Information provided:
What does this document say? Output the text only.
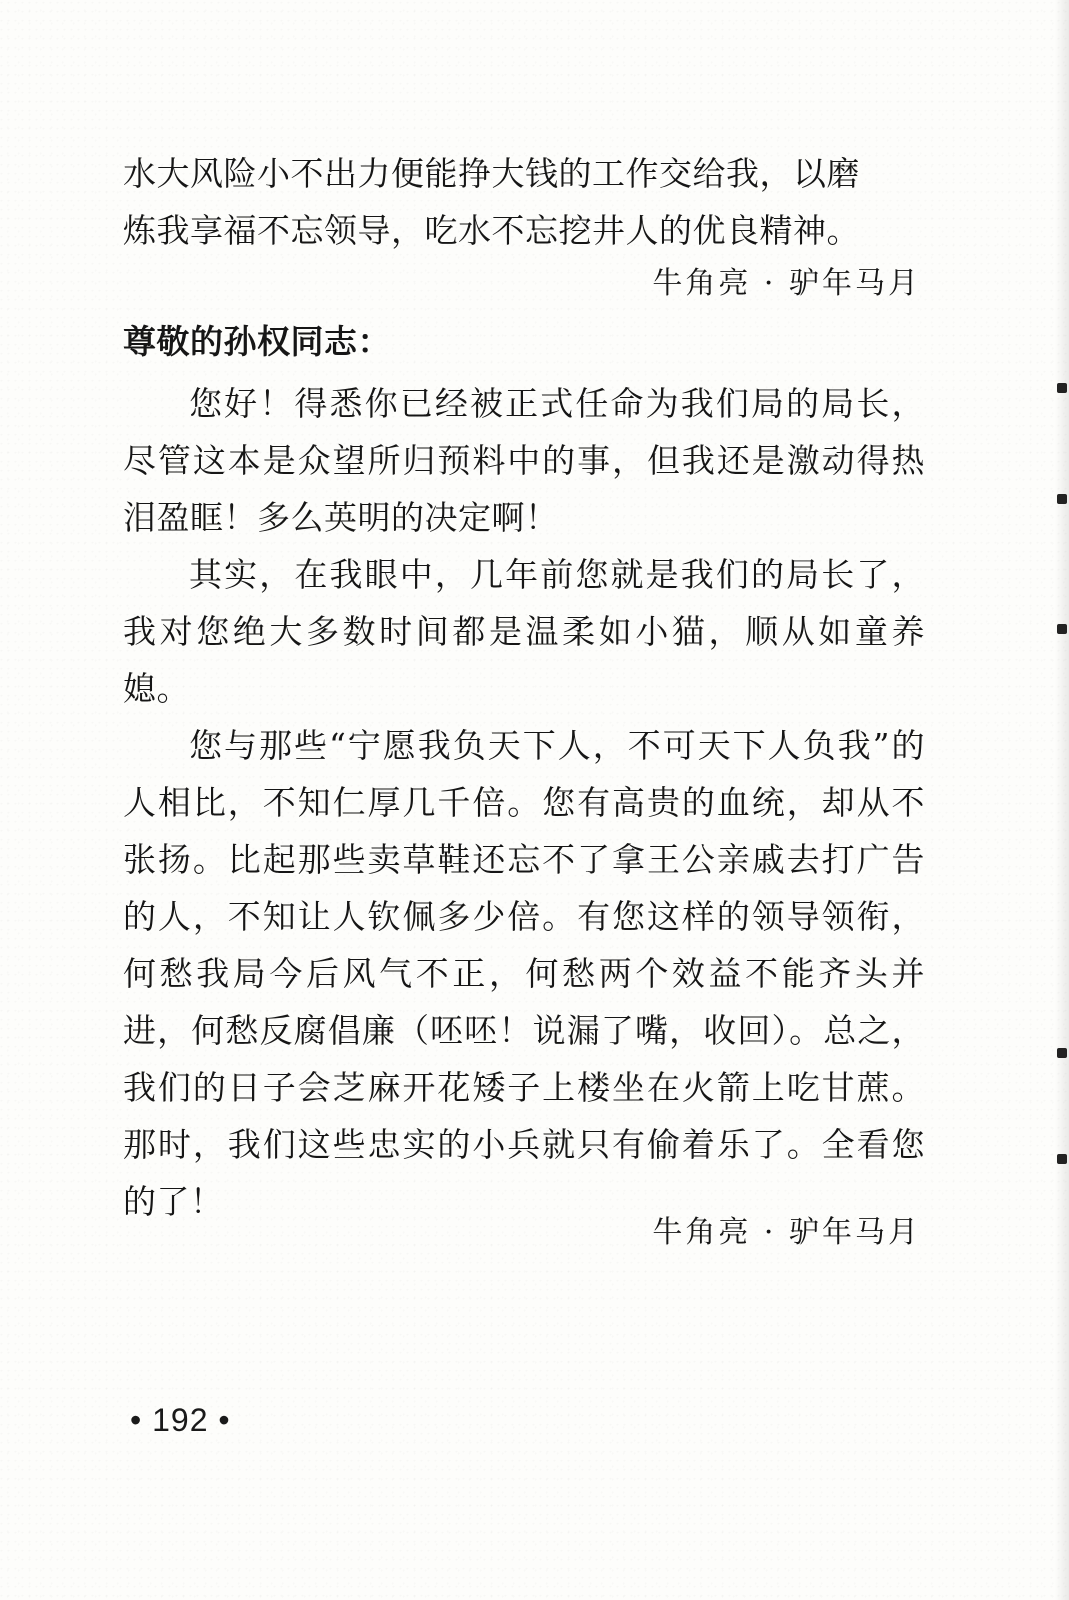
水大风险小不出力便能挣大钱的工作交给我，以磨
炼我享福不忘领导，吃水不忘挖井人的优良精神。
牛角亮 · 驴年马月
尊敬的孙权同志：

您好！得悉你已经被正式任命为我们局的局长，尽管这本是众望所归预料中的事，但我还是激动得热泪盈眶！多么英明的决定啊！

其实，在我眼中，几年前您就是我们的局长了，我对您绝大多数时间都是温柔如小猫，顺从如童养媳。

您与那些“宁愿我负天下人，不可天下人负我”的人相比，不知仁厚几千倍。您有高贵的血统，却从不张扬。比起那些卖草鞋还忘不了拿王公亲戚去打广告的人，不知让人钦佩多少倍。有您这样的领导领衔，何愁我局今后风气不正，何愁两个效益不能齐头并进，何愁反腐倡廉（呸呸！说漏了嘴，收回）。总之，我们的日子会芝麻开花矮子上楼坐在火箭上吃甘蔗。那时，我们这些忠实的小兵就只有偷着乐了。全看您的了！

牛角亮 · 驴年马月
• 192 •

Task instructions: Without including any pictures, please restate all the records exactly.

Response below:
What does this document say? Output the text only.
水大风险小不出力便能挣大钱的工作交给我，以磨
炼我享福不忘领导，吃水不忘挖井人的优良精神。
牛角亮 · 驴年马月
尊敬的孙权同志：

您好！得悉你已经被正式任命为我们局的局长，尽管这本是众望所归预料中的事，但我还是激动得热泪盈眶！多么英明的决定啊！

其实，在我眼中，几年前您就是我们的局长了，我对您绝大多数时间都是温柔如小猫，顺从如童养媳。

您与那些“宁愿我负天下人，不可天下人负我”的人相比，不知仁厚几千倍。您有高贵的血统，却从不张扬。比起那些卖草鞋还忘不了拿王公亲戚去打广告的人，不知让人钦佩多少倍。有您这样的领导领衔，何愁我局今后风气不正，何愁两个效益不能齐头并进，何愁反腐倡廉（呸呸！说漏了嘴，收回）。总之，我们的日子会芝麻开花矮子上楼坐在火箭上吃甘蔗。那时，我们这些忠实的小兵就只有偷着乐了。全看您的了！

牛角亮 · 驴年马月
• 192 •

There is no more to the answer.